(What you will do) The lines to transcribe begin with the one containing "Decode this image" and end with the last line below; reproduce them exactly, without the pictures.

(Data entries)
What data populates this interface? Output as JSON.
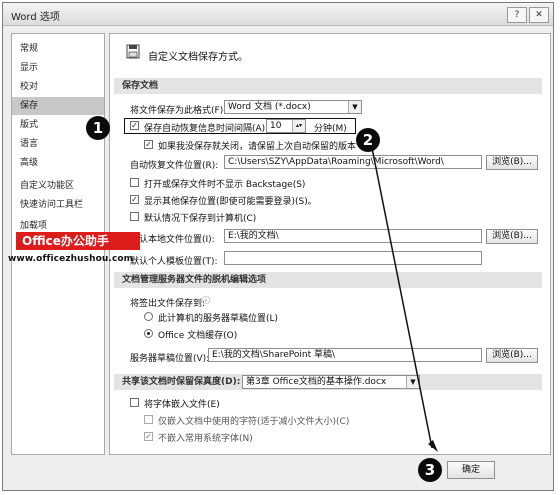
{
  "window": {
    "title": "Word 选项",
    "help": "?",
    "close": "✕"
  },
  "sidebar": {
    "items": [
      {
        "label": "常规",
        "selected": false
      },
      {
        "label": "显示",
        "selected": false
      },
      {
        "label": "校对",
        "selected": false
      },
      {
        "label": "保存",
        "selected": true
      },
      {
        "label": "版式",
        "selected": false
      },
      {
        "label": "语言",
        "selected": false
      },
      {
        "label": "高级",
        "selected": false
      },
      {
        "label": "自定义功能区",
        "selected": false
      },
      {
        "label": "快速访问工具栏",
        "selected": false
      },
      {
        "label": "加载项",
        "selected": false
      }
    ]
  },
  "main": {
    "heading": "自定义文档保存方式。",
    "save_section": {
      "header": "保存文档",
      "format_label": "将文件保存为此格式(F):",
      "format_value": "Word 文档 (*.docx)",
      "autorecover_label": "保存自动恢复信息时间间隔(A)",
      "autorecover_checked": true,
      "autorecover_minutes": "10",
      "minutes_label": "分钟(M)",
      "keep_last_label": "如果我没保存就关闭，请保留上次自动保留的版本",
      "keep_last_checked": true,
      "autorecover_location_label": "自动恢复文件位置(R):",
      "autorecover_location_value": "C:\\Users\\SZY\\AppData\\Roaming\\Microsoft\\Word\\",
      "browse_label": "浏览(B)...",
      "backstage_label": "打开或保存文件时不显示 Backstage(S)",
      "backstage_checked": false,
      "show_other_label": "显示其他保存位置(即使可能需要登录)(S)。",
      "show_other_checked": true,
      "default_computer_label": "默认情况下保存到计算机(C)",
      "default_computer_checked": false,
      "default_location_label": "默认本地文件位置(I):",
      "default_location_value": "E:\\我的文档\\",
      "browse2_label": "浏览(B)...",
      "template_location_label": "默认个人模板位置(T):",
      "template_location_value": ""
    },
    "offline_section": {
      "header": "文档管理服务器文件的脱机编辑选项",
      "checkout_label": "将签出文件保存到:",
      "info_icon": "info-icon",
      "option_server": "此计算机的服务器草稿位置(L)",
      "option_cache": "Office 文档缓存(O)",
      "selected": "Office 文档缓存(O)",
      "drafts_label": "服务器草稿位置(V):",
      "drafts_value": "E:\\我的文档\\SharePoint 草稿\\",
      "browse3_label": "浏览(B)..."
    },
    "fidelity_section": {
      "header": "共享该文档时保留保真度(D):",
      "doc_value": "第3章  Office文档的基本操作.docx",
      "embed_fonts_label": "将字体嵌入文件(E)",
      "embed_fonts_checked": false,
      "embed_chars_label": "仅嵌入文档中使用的字符(适于减小文件大小)(C)",
      "embed_chars_checked": false,
      "no_common_label": "不嵌入常用系统字体(N)",
      "no_common_checked": true
    }
  },
  "footer": {
    "ok_label": "确定"
  },
  "annotations": {
    "marker1": "1",
    "marker2": "2",
    "marker3": "3",
    "brand_name": "Office办公助手",
    "brand_url": "www.officezhushou.com"
  },
  "colors": {
    "brand_red": "#dd1c1c",
    "selected_item": "#c8c8c8",
    "section_header": "#e4e4e4"
  }
}
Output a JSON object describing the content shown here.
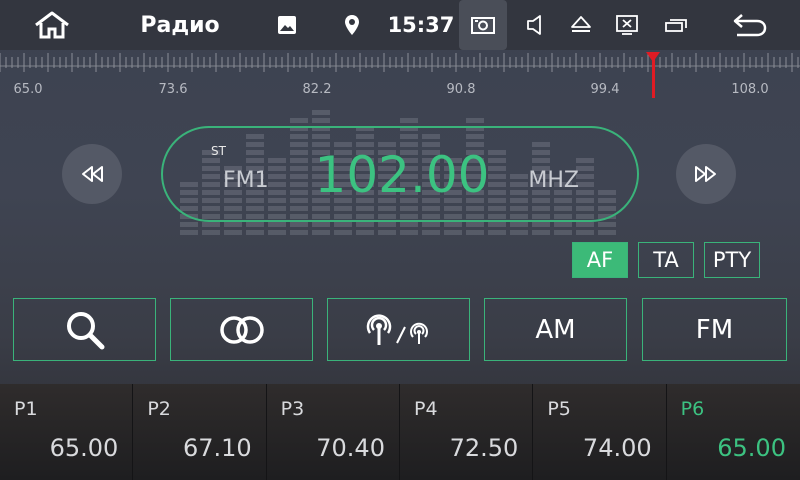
{
  "status_bar": {
    "title": "Радио",
    "clock": "15:37",
    "icons": [
      "home-icon",
      "gallery-icon",
      "location-icon",
      "screenshot-icon",
      "volume-icon",
      "eject-icon",
      "display-off-icon",
      "recents-icon",
      "back-icon"
    ]
  },
  "tuner": {
    "scale_labels": [
      "65.0",
      "73.6",
      "82.2",
      "90.8",
      "99.4",
      "108.0"
    ],
    "stereo": "ST",
    "band": "FM1",
    "frequency": "102.00",
    "unit": "MHZ",
    "range_mhz": [
      65.0,
      108.0
    ]
  },
  "options": {
    "af": "AF",
    "ta": "TA",
    "pty": "PTY",
    "af_active": true
  },
  "functions": {
    "am": "AM",
    "fm": "FM",
    "icons": [
      "search-icon",
      "stereo-icon",
      "local-dx-icon"
    ]
  },
  "presets": [
    {
      "name": "P1",
      "freq": "65.00"
    },
    {
      "name": "P2",
      "freq": "67.10"
    },
    {
      "name": "P3",
      "freq": "70.40"
    },
    {
      "name": "P4",
      "freq": "72.50"
    },
    {
      "name": "P5",
      "freq": "74.00"
    },
    {
      "name": "P6",
      "freq": "65.00"
    }
  ],
  "colors": {
    "accent": "#3cc281",
    "needle": "#e01b24",
    "status_bar": "#33363f"
  }
}
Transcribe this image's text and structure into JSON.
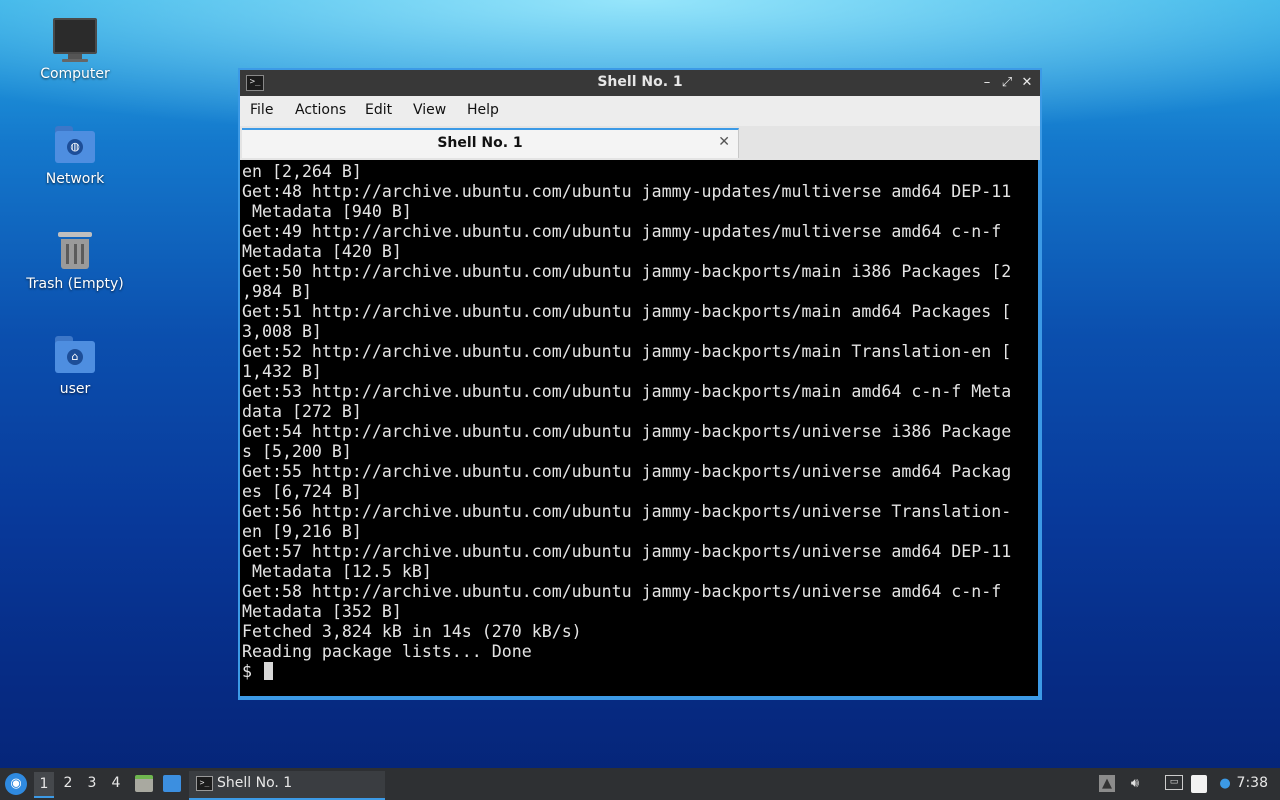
{
  "desktop": {
    "icons": [
      {
        "label": "Computer"
      },
      {
        "label": "Network"
      },
      {
        "label": "Trash (Empty)"
      },
      {
        "label": "user"
      }
    ]
  },
  "window": {
    "title": "Shell No. 1",
    "buttons": {
      "minimize": "–",
      "maximize": "⤢",
      "close": "✕"
    },
    "menu": [
      "File",
      "Actions",
      "Edit",
      "View",
      "Help"
    ],
    "tab": {
      "label": "Shell No. 1",
      "close": "✕"
    }
  },
  "terminal": {
    "lines": [
      "en [2,264 B]",
      "Get:48 http://archive.ubuntu.com/ubuntu jammy-updates/multiverse amd64 DEP-11",
      " Metadata [940 B]",
      "Get:49 http://archive.ubuntu.com/ubuntu jammy-updates/multiverse amd64 c-n-f",
      "Metadata [420 B]",
      "Get:50 http://archive.ubuntu.com/ubuntu jammy-backports/main i386 Packages [2",
      ",984 B]",
      "Get:51 http://archive.ubuntu.com/ubuntu jammy-backports/main amd64 Packages [",
      "3,008 B]",
      "Get:52 http://archive.ubuntu.com/ubuntu jammy-backports/main Translation-en [",
      "1,432 B]",
      "Get:53 http://archive.ubuntu.com/ubuntu jammy-backports/main amd64 c-n-f Meta",
      "data [272 B]",
      "Get:54 http://archive.ubuntu.com/ubuntu jammy-backports/universe i386 Package",
      "s [5,200 B]",
      "Get:55 http://archive.ubuntu.com/ubuntu jammy-backports/universe amd64 Packag",
      "es [6,724 B]",
      "Get:56 http://archive.ubuntu.com/ubuntu jammy-backports/universe Translation-",
      "en [9,216 B]",
      "Get:57 http://archive.ubuntu.com/ubuntu jammy-backports/universe amd64 DEP-11",
      " Metadata [12.5 kB]",
      "Get:58 http://archive.ubuntu.com/ubuntu jammy-backports/universe amd64 c-n-f",
      "Metadata [352 B]",
      "Fetched 3,824 kB in 14s (270 kB/s)",
      "Reading package lists... Done",
      "$ "
    ]
  },
  "taskbar": {
    "workspaces": [
      "1",
      "2",
      "3",
      "4"
    ],
    "task_label": "Shell No. 1",
    "clock": "7:38"
  }
}
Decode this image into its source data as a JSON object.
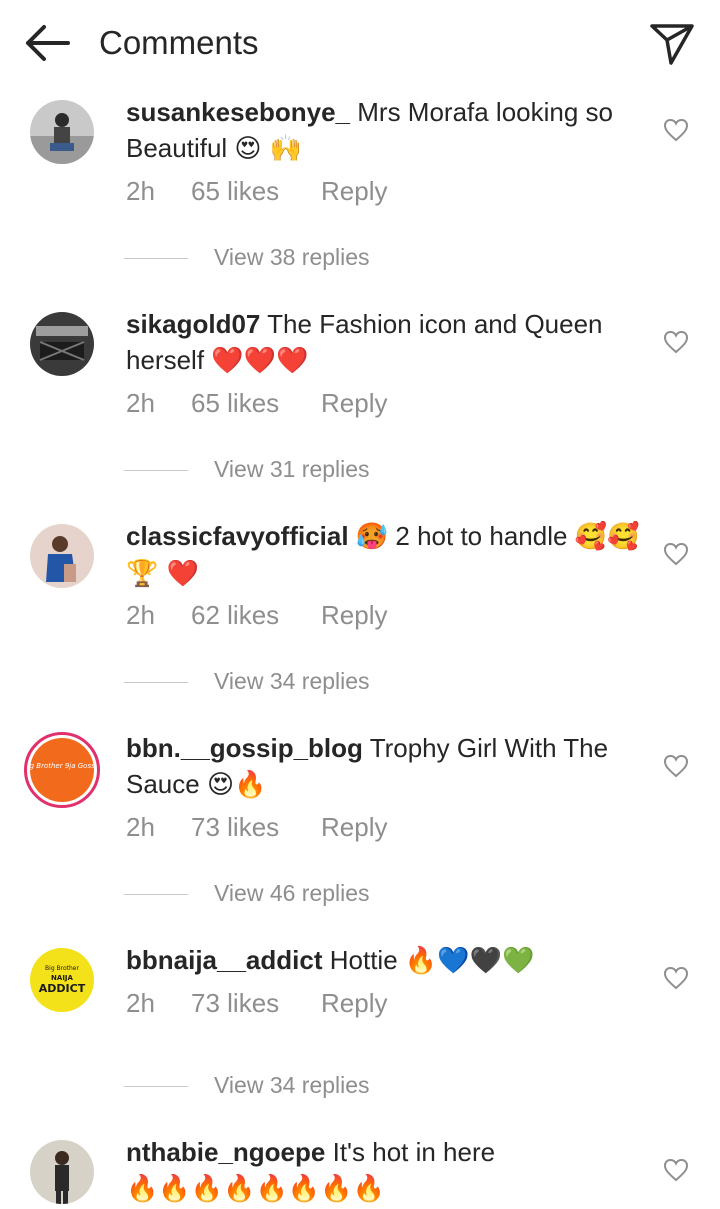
{
  "header": {
    "title": "Comments",
    "back_icon": "arrow-left-icon",
    "send_icon": "paper-plane-icon"
  },
  "comments": [
    {
      "username": "susankesebonye_",
      "text": "Mrs Morafa looking so Beautiful",
      "emojis": "😍 🙌",
      "time": "2h",
      "likes": "65 likes",
      "reply": "Reply",
      "view_replies": "View 38 replies"
    },
    {
      "username": "sikagold07",
      "text": "The Fashion icon and Queen herself",
      "emojis": "❤️❤️❤️",
      "time": "2h",
      "likes": "65 likes",
      "reply": "Reply",
      "view_replies": "View 31 replies"
    },
    {
      "username": "classicfavyofficial",
      "text": "🥵 2 hot to handle",
      "emojis": "🥰🥰🏆 ❤️",
      "time": "2h",
      "likes": "62 likes",
      "reply": "Reply",
      "view_replies": "View 34 replies"
    },
    {
      "username": "bbn.__gossip_blog",
      "text": "Trophy Girl With The Sauce",
      "emojis": "😍🔥",
      "time": "2h",
      "likes": "73 likes",
      "reply": "Reply",
      "view_replies": "View 46 replies",
      "avatar_text": "Big Brother 9ja Gossip"
    },
    {
      "username": "bbnaija__addict",
      "text": "Hottie",
      "emojis": "🔥💙🖤💚",
      "time": "2h",
      "likes": "73 likes",
      "reply": "Reply",
      "view_replies": "View 34 replies",
      "avatar_text_top": "Big Brother",
      "avatar_text_mid": "NAIJA",
      "avatar_text_bottom": "ADDICT"
    },
    {
      "username": "nthabie_ngoepe",
      "text": "It's hot in here",
      "emojis": "🔥🔥🔥🔥🔥🔥🔥🔥"
    }
  ],
  "colors": {
    "text": "#262626",
    "secondary": "#8e8e8e",
    "heart_red": "#ed4956",
    "story_ring": "#e1306c"
  }
}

(The output)
Decode this image into its source data as a JSON object.
{
  "header": {
    "title": "Comments",
    "back_icon": "arrow-left-icon",
    "send_icon": "paper-plane-icon"
  },
  "comments": [
    {
      "username": "susankesebonye_",
      "text": "Mrs Morafa looking so Beautiful",
      "emojis": "😍 🙌",
      "time": "2h",
      "likes": "65 likes",
      "reply": "Reply",
      "view_replies": "View 38 replies"
    },
    {
      "username": "sikagold07",
      "text": "The Fashion icon and Queen herself",
      "emojis": "❤️❤️❤️",
      "time": "2h",
      "likes": "65 likes",
      "reply": "Reply",
      "view_replies": "View 31 replies"
    },
    {
      "username": "classicfavyofficial",
      "text": "🥵 2 hot to handle",
      "emojis": "🥰🥰🏆 ❤️",
      "time": "2h",
      "likes": "62 likes",
      "reply": "Reply",
      "view_replies": "View 34 replies"
    },
    {
      "username": "bbn.__gossip_blog",
      "text": "Trophy Girl With The Sauce",
      "emojis": "😍🔥",
      "time": "2h",
      "likes": "73 likes",
      "reply": "Reply",
      "view_replies": "View 46 replies",
      "avatar_text": "Big Brother 9ja Gossip"
    },
    {
      "username": "bbnaija__addict",
      "text": "Hottie",
      "emojis": "🔥💙🖤💚",
      "time": "2h",
      "likes": "73 likes",
      "reply": "Reply",
      "view_replies": "View 34 replies",
      "avatar_text_top": "Big Brother",
      "avatar_text_mid": "NAIJA",
      "avatar_text_bottom": "ADDICT"
    },
    {
      "username": "nthabie_ngoepe",
      "text": "It's hot in here",
      "emojis": "🔥🔥🔥🔥🔥🔥🔥🔥"
    }
  ],
  "colors": {
    "text": "#262626",
    "secondary": "#8e8e8e",
    "heart_red": "#ed4956",
    "story_ring": "#e1306c"
  }
}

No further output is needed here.